[Sayfa alıntısı]
☆ ☆ ☆

Tebrikler sayın Bakan
Birkaç gündür spor basınını izliyorum. Spordan Sorumlu Bakan Mehmet Ali Şahin, adeta günah keçisi haline getirilmek isteniyor. Hatta daha ileri gidilip, AK Parti'nin federasyon seçimlerine müdahale ettiği söyleniyor. Müdahaleden ben şunu anlarım: Bir siyasi iktidar bir adamı kullanmak ve kadrolaşmak için federasyon başkanı adayını devlet erkini kullanarak seçtiriyorsa bunun adı MÜDAHALEDİR. Oysa ki mevcut tabloya baktığımızda Mehmet Ali Şahin seçilecek kişiyi değil seçilmeyecek kişiyi daha doğrusu seçilmemesi gereken adayı işaret ediyor. Bunun adı müdahale değildir. Bunun adı sorumluluk ve sağduyudur. Çünkü sevgili Haluk Ulusoy, futbol federasyonu başkanı seçildiği gün hakkında oluşturulmuş 400 sayfalık soruşturma raporuyla karşı karşıya kalacak.

☆ ☆ ☆

[Sağlanan veriler]
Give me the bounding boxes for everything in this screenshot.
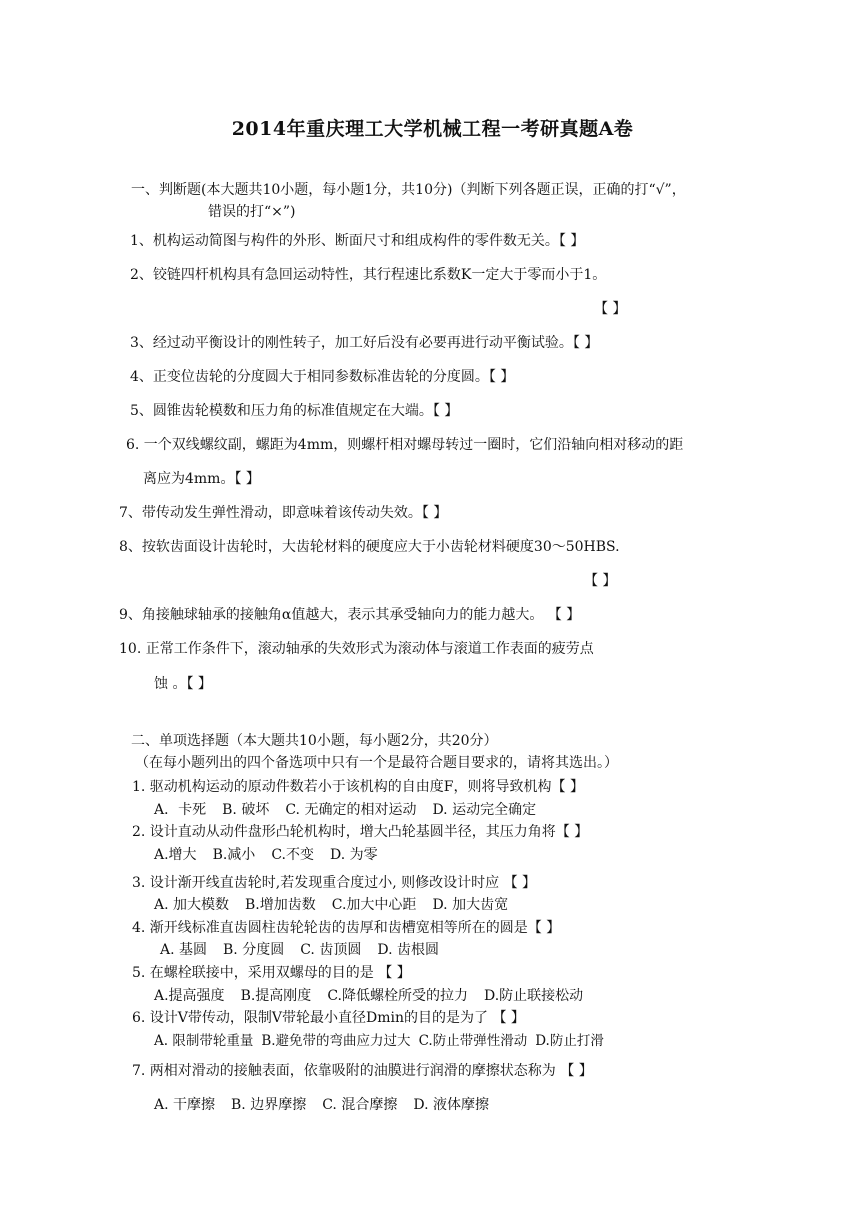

☆ ☆ ☆

[Görev listesi]
(1) Sayfa alıntısına göre yazar, Mehmet Ali Şahin'in tavrını neden müdahale saymıyor da sorumluluk ve sağduyu olarak görüyor? Bir ile üç cümle arasında açıklayın.
(2) Sayfa alıntısında "Birkaç gündür spor basınını izliyorum" diye başlayan paragrafı, ana bilgilerini koruyarak madde listesi hâlinde yeniden yazın.
(3) Sayfa alıntısında "Tebrikler sayın Bakan" ile başlayıp "karşı karşıya kalacak." ifadesine kadar süren kısmı olduğu gibi kopyalayın.

[Yanıt listesi]
(1) Yazara göre müdahale, bir siyasi iktidarın devlet erkini kullanarak kendi adayını federasyon başkanı seçtirmesidir. Şahin ise seçilecek kişiyi değil, seçilmemesi gereken adayı işaret ediyor. Bunun gerekçesi de Haluk Ulusoy'un futbol federasyonu başkanı seçildiği gün hakkındaki 400 sayfalık soruşturma raporuyla karşı karşıya kalacak olmasıdır.

(2)
- Yazar birkaç gündür spor basınını izliyor. Basında Spordan Sorumlu Bakan Mehmet Ali Şahin günah keçisi yapılmak isteniyor.
- AK Parti'nin federasyon seçimlerine müdahale ettiği bile söyleniyor.
- Yazara göre müdahale, bir siyasi iktidarın adam kullanmak ve kadrolaşmak için devlet erkiyle kendi adayını seçtirmesidir.
- Şahin ise seçilecek kişiyi değil, seçilmemesi gereken adayı işaret ediyor. Yazara göre bu müdahale değil, sorumluluk ve sağduyudur.
- Gerekçe: Haluk Ulusoy, futbol federasyonu başkanı seçildiği gün hakkındaki 400 sayfalık soruşturma raporuyla karşı karşıya kalacak.

(3)
Tebrikler sayın Bakan
Birkaç gündür spor basınını izliyorum. Spordan Sorumlu Bakan Mehmet Ali Şahin, adeta günah keçisi haline getirilmek isteniyor. Hatta daha ileri gidilip, AK Parti'nin federasyon seçimlerine müdahale ettiği söyleniyor. Müdahaleden ben şunu anlarım: Bir siyasi iktidar bir adamı kullanmak ve kadrolaşmak için federasyon başkanı adayını devlet erkini kullanarak seçtiriyorsa bunun adı MÜDAHALEDİR. Oysa ki mevcut tabloya baktığımızda Mehmet Ali Şahin seçilecek kişiyi değil seçilmeyecek kişiyi daha doğrusu seçilmemesi gereken adayı işaret ediyor. Bunun adı müdahale değildir. Bunun adı sorumluluk ve sağduyudur. Çünkü sevgili Haluk Ulusoy, futbol federasyonu başkanı seçildiği gün hakkında oluşturulmuş 400 sayfalık soruşturma raporuyla karşı karşıya kalacak.